▸ **Task statement**: Copy out all the data, word for word.

▸ **Records for the exercise**:
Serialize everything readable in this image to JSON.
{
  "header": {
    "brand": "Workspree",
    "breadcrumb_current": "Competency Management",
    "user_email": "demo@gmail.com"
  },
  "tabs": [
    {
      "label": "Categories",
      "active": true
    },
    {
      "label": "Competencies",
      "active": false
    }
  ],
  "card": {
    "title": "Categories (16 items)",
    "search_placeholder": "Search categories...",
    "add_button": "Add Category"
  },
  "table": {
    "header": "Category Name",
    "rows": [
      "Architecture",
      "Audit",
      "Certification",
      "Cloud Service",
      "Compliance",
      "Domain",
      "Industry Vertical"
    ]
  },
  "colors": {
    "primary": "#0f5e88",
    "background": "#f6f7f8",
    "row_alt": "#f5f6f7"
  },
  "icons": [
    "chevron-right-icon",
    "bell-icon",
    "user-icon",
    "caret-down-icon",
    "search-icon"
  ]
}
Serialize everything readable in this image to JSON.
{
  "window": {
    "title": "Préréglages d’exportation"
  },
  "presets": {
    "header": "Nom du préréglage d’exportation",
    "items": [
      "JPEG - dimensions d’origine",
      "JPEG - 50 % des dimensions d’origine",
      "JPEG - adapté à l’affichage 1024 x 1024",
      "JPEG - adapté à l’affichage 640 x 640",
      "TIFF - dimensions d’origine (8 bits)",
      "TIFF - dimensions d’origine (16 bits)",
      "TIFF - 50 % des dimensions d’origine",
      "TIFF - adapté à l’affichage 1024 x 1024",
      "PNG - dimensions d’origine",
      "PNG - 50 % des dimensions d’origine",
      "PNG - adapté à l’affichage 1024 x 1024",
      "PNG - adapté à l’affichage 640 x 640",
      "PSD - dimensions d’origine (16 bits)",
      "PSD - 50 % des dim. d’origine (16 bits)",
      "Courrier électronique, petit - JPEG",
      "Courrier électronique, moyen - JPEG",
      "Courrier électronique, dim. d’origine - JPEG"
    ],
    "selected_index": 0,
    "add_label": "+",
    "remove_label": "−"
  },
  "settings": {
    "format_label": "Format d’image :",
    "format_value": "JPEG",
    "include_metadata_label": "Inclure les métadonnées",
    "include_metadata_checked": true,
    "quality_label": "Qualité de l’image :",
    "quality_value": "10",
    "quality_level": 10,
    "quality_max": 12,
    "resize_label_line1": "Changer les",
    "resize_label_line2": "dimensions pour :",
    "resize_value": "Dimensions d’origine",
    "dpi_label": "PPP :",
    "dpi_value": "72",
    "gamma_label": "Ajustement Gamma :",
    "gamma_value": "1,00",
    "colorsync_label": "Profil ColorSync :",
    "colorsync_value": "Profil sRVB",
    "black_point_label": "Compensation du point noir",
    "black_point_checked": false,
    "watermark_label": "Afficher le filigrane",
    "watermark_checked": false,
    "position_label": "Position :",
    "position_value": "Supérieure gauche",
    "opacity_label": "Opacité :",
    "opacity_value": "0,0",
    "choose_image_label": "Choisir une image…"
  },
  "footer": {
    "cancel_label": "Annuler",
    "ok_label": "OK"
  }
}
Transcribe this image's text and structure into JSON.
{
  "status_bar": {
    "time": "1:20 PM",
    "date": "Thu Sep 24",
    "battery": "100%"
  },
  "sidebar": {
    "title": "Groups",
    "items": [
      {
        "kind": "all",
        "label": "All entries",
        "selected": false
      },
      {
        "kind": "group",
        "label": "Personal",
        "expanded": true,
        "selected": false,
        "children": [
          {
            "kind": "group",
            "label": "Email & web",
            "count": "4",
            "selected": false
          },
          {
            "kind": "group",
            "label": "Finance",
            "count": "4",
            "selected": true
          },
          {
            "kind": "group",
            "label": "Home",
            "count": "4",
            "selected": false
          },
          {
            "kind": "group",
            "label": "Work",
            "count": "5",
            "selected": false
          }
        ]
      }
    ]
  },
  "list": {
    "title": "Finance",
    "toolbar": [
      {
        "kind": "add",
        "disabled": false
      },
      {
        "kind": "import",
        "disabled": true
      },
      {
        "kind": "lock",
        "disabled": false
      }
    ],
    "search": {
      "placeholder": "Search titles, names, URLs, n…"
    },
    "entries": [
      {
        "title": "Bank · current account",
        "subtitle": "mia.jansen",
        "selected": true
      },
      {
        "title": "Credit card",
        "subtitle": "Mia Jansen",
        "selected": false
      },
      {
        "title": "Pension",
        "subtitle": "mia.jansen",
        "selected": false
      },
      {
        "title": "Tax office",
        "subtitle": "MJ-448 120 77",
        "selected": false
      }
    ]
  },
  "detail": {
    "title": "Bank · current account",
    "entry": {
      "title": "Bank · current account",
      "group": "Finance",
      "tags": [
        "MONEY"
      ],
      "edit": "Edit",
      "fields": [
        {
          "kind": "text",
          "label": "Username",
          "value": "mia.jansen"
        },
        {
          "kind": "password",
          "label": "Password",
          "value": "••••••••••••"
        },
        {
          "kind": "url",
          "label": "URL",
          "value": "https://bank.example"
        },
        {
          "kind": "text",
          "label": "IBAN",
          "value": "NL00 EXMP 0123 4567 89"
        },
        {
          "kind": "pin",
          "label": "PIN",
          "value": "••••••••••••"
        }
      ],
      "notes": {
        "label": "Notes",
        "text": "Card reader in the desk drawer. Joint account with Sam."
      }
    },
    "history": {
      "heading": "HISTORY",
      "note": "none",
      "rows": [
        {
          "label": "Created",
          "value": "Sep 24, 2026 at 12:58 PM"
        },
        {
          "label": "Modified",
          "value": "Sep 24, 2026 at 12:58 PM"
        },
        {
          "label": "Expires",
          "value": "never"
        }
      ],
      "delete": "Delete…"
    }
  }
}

▸ **Full response**:
Serialize everything readable in this image to JSON.
{
  "header": {
    "brand": "Workspree",
    "breadcrumb_current": "Competency Management",
    "user_email": "demo@gmail.com"
  },
  "tabs": [
    {
      "label": "Categories",
      "active": true
    },
    {
      "label": "Competencies",
      "active": false
    }
  ],
  "card": {
    "title": "Categories (16 items)",
    "search_placeholder": "Search categories...",
    "add_button": "Add Category"
  },
  "table": {
    "header": "Category Name",
    "rows": [
      "Architecture",
      "Audit",
      "Certification",
      "Cloud Service",
      "Compliance",
      "Domain",
      "Industry Vertical"
    ]
  },
  "colors": {
    "primary": "#0f5e88",
    "background": "#f6f7f8",
    "row_alt": "#f5f6f7"
  },
  "icons": [
    "chevron-right-icon",
    "bell-icon",
    "user-icon",
    "caret-down-icon",
    "search-icon"
  ]
}
Serialize everything readable in this image to JSON.
{
  "window": {
    "title": "Préréglages d’exportation"
  },
  "presets": {
    "header": "Nom du préréglage d’exportation",
    "items": [
      "JPEG - dimensions d’origine",
      "JPEG - 50 % des dimensions d’origine",
      "JPEG - adapté à l’affichage 1024 x 1024",
      "JPEG - adapté à l’affichage 640 x 640",
      "TIFF - dimensions d’origine (8 bits)",
      "TIFF - dimensions d’origine (16 bits)",
      "TIFF - 50 % des dimensions d’origine",
      "TIFF - adapté à l’affichage 1024 x 1024",
      "PNG - dimensions d’origine",
      "PNG - 50 % des dimensions d’origine",
      "PNG - adapté à l’affichage 1024 x 1024",
      "PNG - adapté à l’affichage 640 x 640",
      "PSD - dimensions d’origine (16 bits)",
      "PSD - 50 % des dim. d’origine (16 bits)",
      "Courrier électronique, petit - JPEG",
      "Courrier électronique, moyen - JPEG",
      "Courrier électronique, dim. d’origine - JPEG"
    ],
    "selected_index": 0,
    "add_label": "+",
    "remove_label": "−"
  },
  "settings": {
    "format_label": "Format d’image :",
    "format_value": "JPEG",
    "include_metadata_label": "Inclure les métadonnées",
    "include_metadata_checked": true,
    "quality_label": "Qualité de l’image :",
    "quality_value": "10",
    "quality_level": 10,
    "quality_max": 12,
    "resize_label_line1": "Changer les",
    "resize_label_line2": "dimensions pour :",
    "resize_value": "Dimensions d’origine",
    "dpi_label": "PPP :",
    "dpi_value": "72",
    "gamma_label": "Ajustement Gamma :",
    "gamma_value": "1,00",
    "colorsync_label": "Profil ColorSync :",
    "colorsync_value": "Profil sRVB",
    "black_point_label": "Compensation du point noir",
    "black_point_checked": false,
    "watermark_label": "Afficher le filigrane",
    "watermark_checked": false,
    "position_label": "Position :",
    "position_value": "Supérieure gauche",
    "opacity_label": "Opacité :",
    "opacity_value": "0,0",
    "choose_image_label": "Choisir une image…"
  },
  "footer": {
    "cancel_label": "Annuler",
    "ok_label": "OK"
  }
}
Transcribe this image's text and structure into JSON.
{
  "status_bar": {
    "time": "1:20 PM",
    "date": "Thu Sep 24",
    "battery": "100%"
  },
  "sidebar": {
    "title": "Groups",
    "items": [
      {
        "kind": "all",
        "label": "All entries",
        "selected": false
      },
      {
        "kind": "group",
        "label": "Personal",
        "expanded": true,
        "selected": false,
        "children": [
          {
            "kind": "group",
            "label": "Email & web",
            "count": "4",
            "selected": false
          },
          {
            "kind": "group",
            "label": "Finance",
            "count": "4",
            "selected": true
          },
          {
            "kind": "group",
            "label": "Home",
            "count": "4",
            "selected": false
          },
          {
            "kind": "group",
            "label": "Work",
            "count": "5",
            "selected": false
          }
        ]
      }
    ]
  },
  "list": {
    "title": "Finance",
    "toolbar": [
      {
        "kind": "add",
        "disabled": false
      },
      {
        "kind": "import",
        "disabled": true
      },
      {
        "kind": "lock",
        "disabled": false
      }
    ],
    "search": {
      "placeholder": "Search titles, names, URLs, n…"
    },
    "entries": [
      {
        "title": "Bank · current account",
        "subtitle": "mia.jansen",
        "selected": true
      },
      {
        "title": "Credit card",
        "subtitle": "Mia Jansen",
        "selected": false
      },
      {
        "title": "Pension",
        "subtitle": "mia.jansen",
        "selected": false
      },
      {
        "title": "Tax office",
        "subtitle": "MJ-448 120 77",
        "selected": false
      }
    ]
  },
  "detail": {
    "title": "Bank · current account",
    "entry": {
      "title": "Bank · current account",
      "group": "Finance",
      "tags": [
        "MONEY"
      ],
      "edit": "Edit",
      "fields": [
        {
          "kind": "text",
          "label": "Username",
          "value": "mia.jansen"
        },
        {
          "kind": "password",
          "label": "Password",
          "value": "••••••••••••"
        },
        {
          "kind": "url",
          "label": "URL",
          "value": "https://bank.example"
        },
        {
          "kind": "text",
          "label": "IBAN",
          "value": "NL00 EXMP 0123 4567 89"
        },
        {
          "kind": "pin",
          "label": "PIN",
          "value": "••••••••••••"
        }
      ],
      "notes": {
        "label": "Notes",
        "text": "Card reader in the desk drawer. Joint account with Sam."
      }
    },
    "history": {
      "heading": "HISTORY",
      "note": "none",
      "rows": [
        {
          "label": "Created",
          "value": "Sep 24, 2026 at 12:58 PM"
        },
        {
          "label": "Modified",
          "value": "Sep 24, 2026 at 12:58 PM"
        },
        {
          "label": "Expires",
          "value": "never"
        }
      ],
      "delete": "Delete…"
    }
  }
}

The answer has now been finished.